● Given instruction
Copy out every record below with complete accuracy.

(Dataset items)
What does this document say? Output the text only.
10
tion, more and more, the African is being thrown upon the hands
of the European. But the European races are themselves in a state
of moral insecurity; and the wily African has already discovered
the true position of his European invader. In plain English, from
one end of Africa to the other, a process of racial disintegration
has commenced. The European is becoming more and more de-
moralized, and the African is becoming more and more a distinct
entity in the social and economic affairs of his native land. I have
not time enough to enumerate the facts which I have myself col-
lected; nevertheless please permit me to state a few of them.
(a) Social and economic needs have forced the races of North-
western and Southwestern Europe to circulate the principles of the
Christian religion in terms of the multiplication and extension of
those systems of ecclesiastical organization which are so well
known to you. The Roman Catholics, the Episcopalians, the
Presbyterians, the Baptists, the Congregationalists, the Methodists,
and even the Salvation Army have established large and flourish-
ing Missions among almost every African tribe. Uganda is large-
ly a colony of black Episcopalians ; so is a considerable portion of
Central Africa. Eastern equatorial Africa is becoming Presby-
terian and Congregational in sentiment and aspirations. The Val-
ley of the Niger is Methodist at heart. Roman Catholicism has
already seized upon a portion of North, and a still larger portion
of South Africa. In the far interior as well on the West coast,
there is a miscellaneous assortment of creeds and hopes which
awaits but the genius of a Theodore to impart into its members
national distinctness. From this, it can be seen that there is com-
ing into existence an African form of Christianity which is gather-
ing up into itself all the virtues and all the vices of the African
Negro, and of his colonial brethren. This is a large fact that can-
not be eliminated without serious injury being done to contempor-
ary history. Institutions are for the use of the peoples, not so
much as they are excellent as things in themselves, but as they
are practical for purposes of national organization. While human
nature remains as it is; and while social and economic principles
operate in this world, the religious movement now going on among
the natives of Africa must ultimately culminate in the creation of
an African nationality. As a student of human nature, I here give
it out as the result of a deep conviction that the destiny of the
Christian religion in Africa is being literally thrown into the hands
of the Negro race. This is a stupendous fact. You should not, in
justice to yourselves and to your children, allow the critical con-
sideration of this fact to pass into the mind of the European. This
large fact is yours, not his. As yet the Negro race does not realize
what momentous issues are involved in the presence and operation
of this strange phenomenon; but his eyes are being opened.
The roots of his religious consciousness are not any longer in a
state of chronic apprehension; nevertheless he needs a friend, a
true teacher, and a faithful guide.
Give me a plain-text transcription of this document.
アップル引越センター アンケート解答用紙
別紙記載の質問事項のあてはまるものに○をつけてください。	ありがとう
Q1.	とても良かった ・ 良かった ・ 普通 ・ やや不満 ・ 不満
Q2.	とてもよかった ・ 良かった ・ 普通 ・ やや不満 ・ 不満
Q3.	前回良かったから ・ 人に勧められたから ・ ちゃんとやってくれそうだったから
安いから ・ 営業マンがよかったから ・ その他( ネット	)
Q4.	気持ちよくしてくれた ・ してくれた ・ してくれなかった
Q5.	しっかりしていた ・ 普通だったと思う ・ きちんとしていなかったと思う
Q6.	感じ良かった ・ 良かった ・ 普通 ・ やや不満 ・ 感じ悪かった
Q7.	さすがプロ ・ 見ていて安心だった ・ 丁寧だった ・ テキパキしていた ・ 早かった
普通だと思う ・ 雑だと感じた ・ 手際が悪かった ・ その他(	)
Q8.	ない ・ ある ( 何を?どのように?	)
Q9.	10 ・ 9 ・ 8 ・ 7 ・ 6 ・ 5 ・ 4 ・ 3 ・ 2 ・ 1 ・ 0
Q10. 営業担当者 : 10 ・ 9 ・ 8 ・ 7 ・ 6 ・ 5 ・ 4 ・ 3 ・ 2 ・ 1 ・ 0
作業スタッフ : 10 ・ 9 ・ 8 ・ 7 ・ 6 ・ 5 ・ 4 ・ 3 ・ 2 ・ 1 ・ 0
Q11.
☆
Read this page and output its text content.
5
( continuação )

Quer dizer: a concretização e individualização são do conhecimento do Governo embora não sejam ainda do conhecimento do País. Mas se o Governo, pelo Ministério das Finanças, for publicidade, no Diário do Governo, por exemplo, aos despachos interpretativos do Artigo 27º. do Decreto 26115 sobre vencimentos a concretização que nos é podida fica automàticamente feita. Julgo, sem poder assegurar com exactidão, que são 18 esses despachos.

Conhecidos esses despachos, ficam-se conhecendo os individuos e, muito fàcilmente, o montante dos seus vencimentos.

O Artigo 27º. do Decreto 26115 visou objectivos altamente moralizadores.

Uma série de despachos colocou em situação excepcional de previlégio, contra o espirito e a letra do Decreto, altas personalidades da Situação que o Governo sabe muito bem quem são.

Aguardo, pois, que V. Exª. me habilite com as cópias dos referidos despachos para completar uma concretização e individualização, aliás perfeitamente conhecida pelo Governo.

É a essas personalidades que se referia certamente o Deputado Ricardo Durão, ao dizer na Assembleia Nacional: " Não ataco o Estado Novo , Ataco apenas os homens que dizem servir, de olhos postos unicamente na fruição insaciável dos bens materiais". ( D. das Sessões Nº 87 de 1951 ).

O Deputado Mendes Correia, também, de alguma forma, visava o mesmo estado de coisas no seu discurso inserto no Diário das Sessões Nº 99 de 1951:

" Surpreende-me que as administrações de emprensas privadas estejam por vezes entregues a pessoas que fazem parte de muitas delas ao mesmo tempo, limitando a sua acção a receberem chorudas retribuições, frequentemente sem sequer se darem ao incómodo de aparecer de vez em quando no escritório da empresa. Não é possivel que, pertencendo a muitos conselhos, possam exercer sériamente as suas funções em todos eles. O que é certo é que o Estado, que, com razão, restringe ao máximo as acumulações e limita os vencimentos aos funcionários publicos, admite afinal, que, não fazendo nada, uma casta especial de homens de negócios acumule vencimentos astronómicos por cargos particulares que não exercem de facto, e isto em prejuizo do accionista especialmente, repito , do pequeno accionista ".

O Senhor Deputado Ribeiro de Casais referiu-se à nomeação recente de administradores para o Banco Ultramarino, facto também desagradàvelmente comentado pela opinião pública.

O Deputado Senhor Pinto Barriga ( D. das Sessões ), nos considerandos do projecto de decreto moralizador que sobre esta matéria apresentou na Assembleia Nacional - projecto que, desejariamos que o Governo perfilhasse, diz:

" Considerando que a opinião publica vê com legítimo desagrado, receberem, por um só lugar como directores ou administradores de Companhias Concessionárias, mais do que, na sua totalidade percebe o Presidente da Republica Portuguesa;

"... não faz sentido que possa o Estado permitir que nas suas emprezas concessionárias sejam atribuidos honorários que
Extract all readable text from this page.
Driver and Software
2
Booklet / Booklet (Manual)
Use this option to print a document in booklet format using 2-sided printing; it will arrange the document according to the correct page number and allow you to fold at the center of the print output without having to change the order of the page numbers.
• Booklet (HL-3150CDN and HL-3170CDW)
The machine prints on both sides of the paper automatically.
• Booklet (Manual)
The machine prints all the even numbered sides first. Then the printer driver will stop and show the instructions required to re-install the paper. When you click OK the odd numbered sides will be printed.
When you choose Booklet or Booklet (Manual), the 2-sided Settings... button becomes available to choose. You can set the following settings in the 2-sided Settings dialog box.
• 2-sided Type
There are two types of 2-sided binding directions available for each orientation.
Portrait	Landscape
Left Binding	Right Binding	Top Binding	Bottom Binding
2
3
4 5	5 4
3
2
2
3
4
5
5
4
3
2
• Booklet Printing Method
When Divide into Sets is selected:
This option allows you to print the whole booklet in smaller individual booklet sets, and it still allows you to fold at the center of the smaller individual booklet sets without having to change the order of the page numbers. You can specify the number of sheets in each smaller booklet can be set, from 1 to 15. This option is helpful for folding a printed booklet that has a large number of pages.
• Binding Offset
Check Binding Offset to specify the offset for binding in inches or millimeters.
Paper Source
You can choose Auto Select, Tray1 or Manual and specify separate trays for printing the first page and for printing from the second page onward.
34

● Written reply
What does this document say? Output the text only.
10
tion, more and more, the African is being thrown upon the hands
of the European. But the European races are themselves in a state
of moral insecurity; and the wily African has already discovered
the true position of his European invader. In plain English, from
one end of Africa to the other, a process of racial disintegration
has commenced. The European is becoming more and more de-
moralized, and the African is becoming more and more a distinct
entity in the social and economic affairs of his native land. I have
not time enough to enumerate the facts which I have myself col-
lected; nevertheless please permit me to state a few of them.
(a) Social and economic needs have forced the races of North-
western and Southwestern Europe to circulate the principles of the
Christian religion in terms of the multiplication and extension of
those systems of ecclesiastical organization which are so well
known to you. The Roman Catholics, the Episcopalians, the
Presbyterians, the Baptists, the Congregationalists, the Methodists,
and even the Salvation Army have established large and flourish-
ing Missions among almost every African tribe. Uganda is large-
ly a colony of black Episcopalians ; so is a considerable portion of
Central Africa. Eastern equatorial Africa is becoming Presby-
terian and Congregational in sentiment and aspirations. The Val-
ley of the Niger is Methodist at heart. Roman Catholicism has
already seized upon a portion of North, and a still larger portion
of South Africa. In the far interior as well on the West coast,
there is a miscellaneous assortment of creeds and hopes which
awaits but the genius of a Theodore to impart into its members
national distinctness. From this, it can be seen that there is com-
ing into existence an African form of Christianity which is gather-
ing up into itself all the virtues and all the vices of the African
Negro, and of his colonial brethren. This is a large fact that can-
not be eliminated without serious injury being done to contempor-
ary history. Institutions are for the use of the peoples, not so
much as they are excellent as things in themselves, but as they
are practical for purposes of national organization. While human
nature remains as it is; and while social and economic principles
operate in this world, the religious movement now going on among
the natives of Africa must ultimately culminate in the creation of
an African nationality. As a student of human nature, I here give
it out as the result of a deep conviction that the destiny of the
Christian religion in Africa is being literally thrown into the hands
of the Negro race. This is a stupendous fact. You should not, in
justice to yourselves and to your children, allow the critical con-
sideration of this fact to pass into the mind of the European. This
large fact is yours, not his. As yet the Negro race does not realize
what momentous issues are involved in the presence and operation
of this strange phenomenon; but his eyes are being opened.
The roots of his religious consciousness are not any longer in a
state of chronic apprehension; nevertheless he needs a friend, a
true teacher, and a faithful guide.
Give me a plain-text transcription of this document.
アップル引越センター アンケート解答用紙
別紙記載の質問事項のあてはまるものに○をつけてください。	ありがとう
Q1.	とても良かった ・ 良かった ・ 普通 ・ やや不満 ・ 不満
Q2.	とてもよかった ・ 良かった ・ 普通 ・ やや不満 ・ 不満
Q3.	前回良かったから ・ 人に勧められたから ・ ちゃんとやってくれそうだったから
安いから ・ 営業マンがよかったから ・ その他( ネット	)
Q4.	気持ちよくしてくれた ・ してくれた ・ してくれなかった
Q5.	しっかりしていた ・ 普通だったと思う ・ きちんとしていなかったと思う
Q6.	感じ良かった ・ 良かった ・ 普通 ・ やや不満 ・ 感じ悪かった
Q7.	さすがプロ ・ 見ていて安心だった ・ 丁寧だった ・ テキパキしていた ・ 早かった
普通だと思う ・ 雑だと感じた ・ 手際が悪かった ・ その他(	)
Q8.	ない ・ ある ( 何を?どのように?	)
Q9.	10 ・ 9 ・ 8 ・ 7 ・ 6 ・ 5 ・ 4 ・ 3 ・ 2 ・ 1 ・ 0
Q10. 営業担当者 : 10 ・ 9 ・ 8 ・ 7 ・ 6 ・ 5 ・ 4 ・ 3 ・ 2 ・ 1 ・ 0
作業スタッフ : 10 ・ 9 ・ 8 ・ 7 ・ 6 ・ 5 ・ 4 ・ 3 ・ 2 ・ 1 ・ 0
Q11.
☆
Read this page and output its text content.
5
( continuação )

Quer dizer: a concretização e individualização são do conhecimento do Governo embora não sejam ainda do conhecimento do País. Mas se o Governo, pelo Ministério das Finanças, for publicidade, no Diário do Governo, por exemplo, aos despachos interpretativos do Artigo 27º. do Decreto 26115 sobre vencimentos a concretização que nos é podida fica automàticamente feita. Julgo, sem poder assegurar com exactidão, que são 18 esses despachos.

Conhecidos esses despachos, ficam-se conhecendo os individuos e, muito fàcilmente, o montante dos seus vencimentos.

O Artigo 27º. do Decreto 26115 visou objectivos altamente moralizadores.

Uma série de despachos colocou em situação excepcional de previlégio, contra o espirito e a letra do Decreto, altas personalidades da Situação que o Governo sabe muito bem quem são.

Aguardo, pois, que V. Exª. me habilite com as cópias dos referidos despachos para completar uma concretização e individualização, aliás perfeitamente conhecida pelo Governo.

É a essas personalidades que se referia certamente o Deputado Ricardo Durão, ao dizer na Assembleia Nacional: " Não ataco o Estado Novo , Ataco apenas os homens que dizem servir, de olhos postos unicamente na fruição insaciável dos bens materiais". ( D. das Sessões Nº 87 de 1951 ).

O Deputado Mendes Correia, também, de alguma forma, visava o mesmo estado de coisas no seu discurso inserto no Diário das Sessões Nº 99 de 1951:

" Surpreende-me que as administrações de emprensas privadas estejam por vezes entregues a pessoas que fazem parte de muitas delas ao mesmo tempo, limitando a sua acção a receberem chorudas retribuições, frequentemente sem sequer se darem ao incómodo de aparecer de vez em quando no escritório da empresa. Não é possivel que, pertencendo a muitos conselhos, possam exercer sériamente as suas funções em todos eles. O que é certo é que o Estado, que, com razão, restringe ao máximo as acumulações e limita os vencimentos aos funcionários publicos, admite afinal, que, não fazendo nada, uma casta especial de homens de negócios acumule vencimentos astronómicos por cargos particulares que não exercem de facto, e isto em prejuizo do accionista especialmente, repito , do pequeno accionista ".

O Senhor Deputado Ribeiro de Casais referiu-se à nomeação recente de administradores para o Banco Ultramarino, facto também desagradàvelmente comentado pela opinião pública.

O Deputado Senhor Pinto Barriga ( D. das Sessões ), nos considerandos do projecto de decreto moralizador que sobre esta matéria apresentou na Assembleia Nacional - projecto que, desejariamos que o Governo perfilhasse, diz:

" Considerando que a opinião publica vê com legítimo desagrado, receberem, por um só lugar como directores ou administradores de Companhias Concessionárias, mais do que, na sua totalidade percebe o Presidente da Republica Portuguesa;

"... não faz sentido que possa o Estado permitir que nas suas emprezas concessionárias sejam atribuidos honorários que
Extract all readable text from this page.
Driver and Software
2
Booklet / Booklet (Manual)
Use this option to print a document in booklet format using 2-sided printing; it will arrange the document according to the correct page number and allow you to fold at the center of the print output without having to change the order of the page numbers.
• Booklet (HL-3150CDN and HL-3170CDW)
The machine prints on both sides of the paper automatically.
• Booklet (Manual)
The machine prints all the even numbered sides first. Then the printer driver will stop and show the instructions required to re-install the paper. When you click OK the odd numbered sides will be printed.
When you choose Booklet or Booklet (Manual), the 2-sided Settings... button becomes available to choose. You can set the following settings in the 2-sided Settings dialog box.
• 2-sided Type
There are two types of 2-sided binding directions available for each orientation.
Portrait	Landscape
Left Binding	Right Binding	Top Binding	Bottom Binding
2
3
4 5	5 4
3
2
2
3
4
5
5
4
3
2
• Booklet Printing Method
When Divide into Sets is selected:
This option allows you to print the whole booklet in smaller individual booklet sets, and it still allows you to fold at the center of the smaller individual booklet sets without having to change the order of the page numbers. You can specify the number of sheets in each smaller booklet can be set, from 1 to 15. This option is helpful for folding a printed booklet that has a large number of pages.
• Binding Offset
Check Binding Offset to specify the offset for binding in inches or millimeters.
Paper Source
You can choose Auto Select, Tray1 or Manual and specify separate trays for printing the first page and for printing from the second page onward.
34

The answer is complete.